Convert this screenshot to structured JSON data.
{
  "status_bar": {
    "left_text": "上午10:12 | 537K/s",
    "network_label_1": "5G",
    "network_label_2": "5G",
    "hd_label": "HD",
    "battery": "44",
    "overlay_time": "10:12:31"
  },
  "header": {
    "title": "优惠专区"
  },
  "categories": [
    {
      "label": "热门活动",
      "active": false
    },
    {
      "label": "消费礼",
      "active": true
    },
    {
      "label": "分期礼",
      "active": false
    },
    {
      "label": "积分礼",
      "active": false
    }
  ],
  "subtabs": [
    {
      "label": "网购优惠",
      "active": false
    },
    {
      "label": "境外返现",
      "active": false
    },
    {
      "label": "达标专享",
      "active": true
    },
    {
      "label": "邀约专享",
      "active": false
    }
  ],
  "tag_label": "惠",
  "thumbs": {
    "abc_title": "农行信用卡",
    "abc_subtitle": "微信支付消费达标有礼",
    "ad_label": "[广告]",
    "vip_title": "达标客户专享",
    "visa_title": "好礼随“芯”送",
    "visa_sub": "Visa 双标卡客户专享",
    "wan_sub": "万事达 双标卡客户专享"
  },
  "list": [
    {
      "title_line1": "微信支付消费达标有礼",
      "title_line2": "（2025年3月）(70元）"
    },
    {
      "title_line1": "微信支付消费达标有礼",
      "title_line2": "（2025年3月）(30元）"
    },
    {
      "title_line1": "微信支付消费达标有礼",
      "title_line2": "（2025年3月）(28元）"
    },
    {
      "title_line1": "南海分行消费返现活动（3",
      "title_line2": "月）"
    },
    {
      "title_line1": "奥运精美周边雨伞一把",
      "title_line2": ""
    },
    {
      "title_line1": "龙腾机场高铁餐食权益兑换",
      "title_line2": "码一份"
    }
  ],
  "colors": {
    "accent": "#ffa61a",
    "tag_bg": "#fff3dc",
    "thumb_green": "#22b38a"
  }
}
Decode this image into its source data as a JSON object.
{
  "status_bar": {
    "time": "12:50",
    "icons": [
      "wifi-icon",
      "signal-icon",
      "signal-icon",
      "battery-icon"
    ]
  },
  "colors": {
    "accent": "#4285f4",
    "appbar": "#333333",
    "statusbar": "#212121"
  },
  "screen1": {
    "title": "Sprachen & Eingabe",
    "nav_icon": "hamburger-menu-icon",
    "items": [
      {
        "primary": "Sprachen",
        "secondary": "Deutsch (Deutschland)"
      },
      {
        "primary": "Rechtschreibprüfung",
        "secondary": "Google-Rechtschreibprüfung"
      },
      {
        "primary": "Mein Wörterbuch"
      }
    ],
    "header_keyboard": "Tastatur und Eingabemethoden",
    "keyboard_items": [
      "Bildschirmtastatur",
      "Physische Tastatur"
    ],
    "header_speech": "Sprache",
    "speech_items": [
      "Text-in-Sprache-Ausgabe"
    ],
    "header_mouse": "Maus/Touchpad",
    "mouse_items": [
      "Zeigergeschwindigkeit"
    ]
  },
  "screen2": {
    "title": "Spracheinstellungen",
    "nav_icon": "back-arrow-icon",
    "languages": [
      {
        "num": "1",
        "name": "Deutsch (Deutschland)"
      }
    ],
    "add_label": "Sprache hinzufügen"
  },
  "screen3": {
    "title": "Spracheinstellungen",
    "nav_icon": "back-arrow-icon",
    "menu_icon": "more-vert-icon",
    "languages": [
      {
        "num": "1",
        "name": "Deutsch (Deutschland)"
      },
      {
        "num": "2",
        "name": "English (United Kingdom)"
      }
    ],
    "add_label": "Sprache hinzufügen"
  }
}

◆ ◆ ◆ ◆ ◆

Requirement>
Repeat the line that contains "Decode this image", then every line after it until the records end, with nothing added.

Exercise result>
Decode this image into its source data as a JSON object.
{
  "status_bar": {
    "time": "12:50",
    "icons": [
      "wifi-icon",
      "signal-icon",
      "signal-icon",
      "battery-icon"
    ]
  },
  "colors": {
    "accent": "#4285f4",
    "appbar": "#333333",
    "statusbar": "#212121"
  },
  "screen1": {
    "title": "Sprachen & Eingabe",
    "nav_icon": "hamburger-menu-icon",
    "items": [
      {
        "primary": "Sprachen",
        "secondary": "Deutsch (Deutschland)"
      },
      {
        "primary": "Rechtschreibprüfung",
        "secondary": "Google-Rechtschreibprüfung"
      },
      {
        "primary": "Mein Wörterbuch"
      }
    ],
    "header_keyboard": "Tastatur und Eingabemethoden",
    "keyboard_items": [
      "Bildschirmtastatur",
      "Physische Tastatur"
    ],
    "header_speech": "Sprache",
    "speech_items": [
      "Text-in-Sprache-Ausgabe"
    ],
    "header_mouse": "Maus/Touchpad",
    "mouse_items": [
      "Zeigergeschwindigkeit"
    ]
  },
  "screen2": {
    "title": "Spracheinstellungen",
    "nav_icon": "back-arrow-icon",
    "languages": [
      {
        "num": "1",
        "name": "Deutsch (Deutschland)"
      }
    ],
    "add_label": "Sprache hinzufügen"
  },
  "screen3": {
    "title": "Spracheinstellungen",
    "nav_icon": "back-arrow-icon",
    "menu_icon": "more-vert-icon",
    "languages": [
      {
        "num": "1",
        "name": "Deutsch (Deutschland)"
      },
      {
        "num": "2",
        "name": "English (United Kingdom)"
      }
    ],
    "add_label": "Sprache hinzufügen"
  }
}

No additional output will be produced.